Provide only the number of lines in the records below that include "subtitle".

__WORKING DATA__:
+ + + + +
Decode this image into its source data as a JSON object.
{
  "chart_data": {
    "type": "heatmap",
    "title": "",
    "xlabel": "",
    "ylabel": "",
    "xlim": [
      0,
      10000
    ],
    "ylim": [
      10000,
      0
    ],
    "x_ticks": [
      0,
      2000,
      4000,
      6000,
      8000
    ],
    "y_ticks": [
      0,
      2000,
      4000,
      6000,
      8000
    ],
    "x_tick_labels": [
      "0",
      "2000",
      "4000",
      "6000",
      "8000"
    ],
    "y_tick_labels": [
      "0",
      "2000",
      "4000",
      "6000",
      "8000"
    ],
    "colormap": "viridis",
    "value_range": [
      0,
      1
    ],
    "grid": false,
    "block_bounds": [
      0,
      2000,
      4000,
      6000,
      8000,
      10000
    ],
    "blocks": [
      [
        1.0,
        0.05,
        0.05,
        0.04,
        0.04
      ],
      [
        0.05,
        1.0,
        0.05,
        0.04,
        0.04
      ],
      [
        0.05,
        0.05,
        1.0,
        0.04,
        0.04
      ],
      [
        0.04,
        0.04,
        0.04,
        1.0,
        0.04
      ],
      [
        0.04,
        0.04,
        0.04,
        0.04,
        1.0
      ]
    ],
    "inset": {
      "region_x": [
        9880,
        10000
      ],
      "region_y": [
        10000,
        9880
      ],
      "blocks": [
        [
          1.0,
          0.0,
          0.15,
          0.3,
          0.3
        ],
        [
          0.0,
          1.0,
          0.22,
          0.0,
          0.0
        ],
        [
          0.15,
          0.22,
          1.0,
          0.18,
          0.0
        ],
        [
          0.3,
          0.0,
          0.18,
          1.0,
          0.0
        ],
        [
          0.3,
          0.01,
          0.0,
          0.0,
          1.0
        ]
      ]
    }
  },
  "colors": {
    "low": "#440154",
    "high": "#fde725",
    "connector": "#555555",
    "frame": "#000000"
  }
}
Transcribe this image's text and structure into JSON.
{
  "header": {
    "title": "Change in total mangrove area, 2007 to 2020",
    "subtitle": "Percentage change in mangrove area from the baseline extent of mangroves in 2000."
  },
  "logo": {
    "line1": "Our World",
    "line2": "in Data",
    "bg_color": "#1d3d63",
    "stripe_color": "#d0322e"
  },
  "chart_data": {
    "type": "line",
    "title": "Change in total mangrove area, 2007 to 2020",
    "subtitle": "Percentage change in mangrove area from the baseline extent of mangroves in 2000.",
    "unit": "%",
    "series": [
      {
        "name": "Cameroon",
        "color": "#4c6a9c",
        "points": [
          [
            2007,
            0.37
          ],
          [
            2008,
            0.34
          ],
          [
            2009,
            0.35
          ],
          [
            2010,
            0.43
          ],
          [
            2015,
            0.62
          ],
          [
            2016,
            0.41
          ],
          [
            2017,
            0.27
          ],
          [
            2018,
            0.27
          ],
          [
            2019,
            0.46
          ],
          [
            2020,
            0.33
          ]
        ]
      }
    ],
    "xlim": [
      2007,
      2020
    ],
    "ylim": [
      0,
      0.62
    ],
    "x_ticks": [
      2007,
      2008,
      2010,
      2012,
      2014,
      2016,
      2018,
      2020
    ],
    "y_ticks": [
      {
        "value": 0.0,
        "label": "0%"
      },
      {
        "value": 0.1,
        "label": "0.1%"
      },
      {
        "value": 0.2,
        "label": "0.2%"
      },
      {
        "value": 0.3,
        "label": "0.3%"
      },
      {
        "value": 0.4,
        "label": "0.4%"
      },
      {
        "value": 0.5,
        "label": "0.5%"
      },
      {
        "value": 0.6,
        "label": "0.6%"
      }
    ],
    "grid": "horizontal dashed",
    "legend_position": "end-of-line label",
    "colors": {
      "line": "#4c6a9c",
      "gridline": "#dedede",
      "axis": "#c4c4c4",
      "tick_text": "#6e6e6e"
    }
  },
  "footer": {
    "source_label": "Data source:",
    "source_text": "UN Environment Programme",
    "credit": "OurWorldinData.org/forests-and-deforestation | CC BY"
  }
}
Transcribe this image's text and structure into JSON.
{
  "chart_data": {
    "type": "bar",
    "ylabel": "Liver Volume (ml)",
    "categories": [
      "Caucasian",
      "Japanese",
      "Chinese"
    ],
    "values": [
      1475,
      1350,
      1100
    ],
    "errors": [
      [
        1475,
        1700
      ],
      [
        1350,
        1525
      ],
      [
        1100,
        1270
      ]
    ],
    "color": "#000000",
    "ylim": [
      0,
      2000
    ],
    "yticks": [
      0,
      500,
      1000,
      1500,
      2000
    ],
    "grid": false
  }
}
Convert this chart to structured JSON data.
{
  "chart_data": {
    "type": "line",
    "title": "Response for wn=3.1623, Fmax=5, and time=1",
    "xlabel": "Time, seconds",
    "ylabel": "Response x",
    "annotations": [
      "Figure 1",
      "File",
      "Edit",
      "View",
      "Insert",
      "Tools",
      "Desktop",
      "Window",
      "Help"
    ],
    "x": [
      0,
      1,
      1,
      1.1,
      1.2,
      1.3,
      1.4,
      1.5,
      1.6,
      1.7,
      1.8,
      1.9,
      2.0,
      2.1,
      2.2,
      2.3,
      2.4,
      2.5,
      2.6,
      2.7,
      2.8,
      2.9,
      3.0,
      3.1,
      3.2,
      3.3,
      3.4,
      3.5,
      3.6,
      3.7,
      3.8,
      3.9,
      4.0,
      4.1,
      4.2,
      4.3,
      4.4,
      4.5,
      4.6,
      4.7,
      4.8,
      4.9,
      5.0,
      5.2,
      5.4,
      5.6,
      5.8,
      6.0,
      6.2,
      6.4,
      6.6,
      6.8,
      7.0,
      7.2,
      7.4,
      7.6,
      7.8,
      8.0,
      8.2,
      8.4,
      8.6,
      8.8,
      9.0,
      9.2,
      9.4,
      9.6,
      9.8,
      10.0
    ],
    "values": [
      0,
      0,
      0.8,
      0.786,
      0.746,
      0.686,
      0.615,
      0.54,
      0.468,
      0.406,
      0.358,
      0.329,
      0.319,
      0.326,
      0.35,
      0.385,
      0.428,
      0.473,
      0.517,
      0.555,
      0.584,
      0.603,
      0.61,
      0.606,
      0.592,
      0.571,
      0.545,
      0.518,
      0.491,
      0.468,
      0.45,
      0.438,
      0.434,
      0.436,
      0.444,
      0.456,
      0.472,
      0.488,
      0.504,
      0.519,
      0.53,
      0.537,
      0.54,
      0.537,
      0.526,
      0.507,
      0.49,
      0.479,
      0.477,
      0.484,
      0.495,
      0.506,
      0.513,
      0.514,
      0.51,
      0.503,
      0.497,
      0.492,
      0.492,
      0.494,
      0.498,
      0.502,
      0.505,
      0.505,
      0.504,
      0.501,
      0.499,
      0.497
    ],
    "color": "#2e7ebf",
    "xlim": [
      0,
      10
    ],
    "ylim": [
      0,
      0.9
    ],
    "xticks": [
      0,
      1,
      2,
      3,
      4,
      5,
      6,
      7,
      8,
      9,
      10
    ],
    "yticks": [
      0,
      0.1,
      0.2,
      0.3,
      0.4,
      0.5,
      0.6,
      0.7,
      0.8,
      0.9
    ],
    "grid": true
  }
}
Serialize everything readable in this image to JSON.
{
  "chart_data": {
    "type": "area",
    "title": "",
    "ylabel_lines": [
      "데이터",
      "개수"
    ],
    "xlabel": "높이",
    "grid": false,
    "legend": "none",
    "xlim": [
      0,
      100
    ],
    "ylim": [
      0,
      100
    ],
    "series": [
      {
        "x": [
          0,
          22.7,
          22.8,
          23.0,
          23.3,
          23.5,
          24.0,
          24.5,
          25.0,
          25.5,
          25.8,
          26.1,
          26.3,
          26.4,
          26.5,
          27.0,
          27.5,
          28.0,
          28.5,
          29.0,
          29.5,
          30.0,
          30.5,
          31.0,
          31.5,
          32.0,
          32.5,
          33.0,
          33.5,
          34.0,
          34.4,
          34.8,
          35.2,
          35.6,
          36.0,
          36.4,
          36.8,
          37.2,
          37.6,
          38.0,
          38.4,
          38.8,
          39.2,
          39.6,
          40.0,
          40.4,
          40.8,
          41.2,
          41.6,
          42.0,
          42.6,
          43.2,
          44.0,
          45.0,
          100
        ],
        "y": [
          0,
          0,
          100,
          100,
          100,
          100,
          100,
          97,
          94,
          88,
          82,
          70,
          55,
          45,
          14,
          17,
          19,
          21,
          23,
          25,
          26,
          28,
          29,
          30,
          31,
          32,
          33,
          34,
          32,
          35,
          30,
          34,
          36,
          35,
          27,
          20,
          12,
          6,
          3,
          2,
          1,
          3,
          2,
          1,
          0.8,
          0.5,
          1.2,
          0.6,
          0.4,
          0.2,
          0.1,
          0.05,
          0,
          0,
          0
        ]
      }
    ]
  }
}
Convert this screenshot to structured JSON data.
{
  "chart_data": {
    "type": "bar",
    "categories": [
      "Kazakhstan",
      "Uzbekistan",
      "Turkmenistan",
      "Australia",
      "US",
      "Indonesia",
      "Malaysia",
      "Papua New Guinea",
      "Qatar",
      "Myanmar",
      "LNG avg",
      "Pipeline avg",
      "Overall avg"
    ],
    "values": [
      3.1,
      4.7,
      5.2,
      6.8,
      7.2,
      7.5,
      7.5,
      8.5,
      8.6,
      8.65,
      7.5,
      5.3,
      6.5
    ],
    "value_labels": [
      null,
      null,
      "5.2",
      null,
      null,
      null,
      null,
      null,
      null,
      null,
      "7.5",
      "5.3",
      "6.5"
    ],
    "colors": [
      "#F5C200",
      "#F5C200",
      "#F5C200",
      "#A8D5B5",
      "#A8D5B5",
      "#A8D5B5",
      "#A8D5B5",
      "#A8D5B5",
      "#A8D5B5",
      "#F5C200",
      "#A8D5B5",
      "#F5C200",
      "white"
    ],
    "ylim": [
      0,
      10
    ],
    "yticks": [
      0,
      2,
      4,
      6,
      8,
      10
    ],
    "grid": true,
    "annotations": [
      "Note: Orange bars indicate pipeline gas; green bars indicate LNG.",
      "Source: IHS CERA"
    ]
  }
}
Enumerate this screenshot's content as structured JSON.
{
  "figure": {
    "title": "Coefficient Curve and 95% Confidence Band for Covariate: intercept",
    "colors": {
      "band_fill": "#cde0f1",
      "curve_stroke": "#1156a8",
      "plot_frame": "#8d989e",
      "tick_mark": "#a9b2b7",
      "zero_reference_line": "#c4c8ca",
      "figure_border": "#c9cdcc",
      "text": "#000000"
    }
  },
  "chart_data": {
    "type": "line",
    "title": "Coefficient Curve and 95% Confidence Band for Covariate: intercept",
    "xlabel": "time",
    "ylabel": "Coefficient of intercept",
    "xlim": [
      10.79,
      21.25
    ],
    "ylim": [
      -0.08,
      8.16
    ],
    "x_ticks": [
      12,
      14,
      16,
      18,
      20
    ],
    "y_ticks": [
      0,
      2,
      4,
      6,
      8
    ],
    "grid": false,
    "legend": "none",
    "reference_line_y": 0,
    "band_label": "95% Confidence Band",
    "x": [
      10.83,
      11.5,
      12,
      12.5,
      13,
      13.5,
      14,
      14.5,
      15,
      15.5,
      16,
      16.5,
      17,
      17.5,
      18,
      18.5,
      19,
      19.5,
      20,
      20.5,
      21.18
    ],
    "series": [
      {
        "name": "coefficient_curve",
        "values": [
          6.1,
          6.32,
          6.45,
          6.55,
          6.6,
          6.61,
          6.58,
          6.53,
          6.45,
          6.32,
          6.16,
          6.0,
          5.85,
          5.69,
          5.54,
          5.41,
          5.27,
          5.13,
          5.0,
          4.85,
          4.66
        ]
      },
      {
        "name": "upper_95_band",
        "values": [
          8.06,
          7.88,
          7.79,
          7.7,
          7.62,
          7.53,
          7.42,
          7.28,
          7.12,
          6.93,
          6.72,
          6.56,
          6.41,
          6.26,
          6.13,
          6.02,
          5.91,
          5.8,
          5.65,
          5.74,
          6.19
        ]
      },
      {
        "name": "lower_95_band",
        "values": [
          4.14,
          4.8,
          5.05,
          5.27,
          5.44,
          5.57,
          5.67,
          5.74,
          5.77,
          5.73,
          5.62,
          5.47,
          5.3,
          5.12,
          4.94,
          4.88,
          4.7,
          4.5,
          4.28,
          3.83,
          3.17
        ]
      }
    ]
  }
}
+ + + + +
__EXERCISE OUTPUT__:
2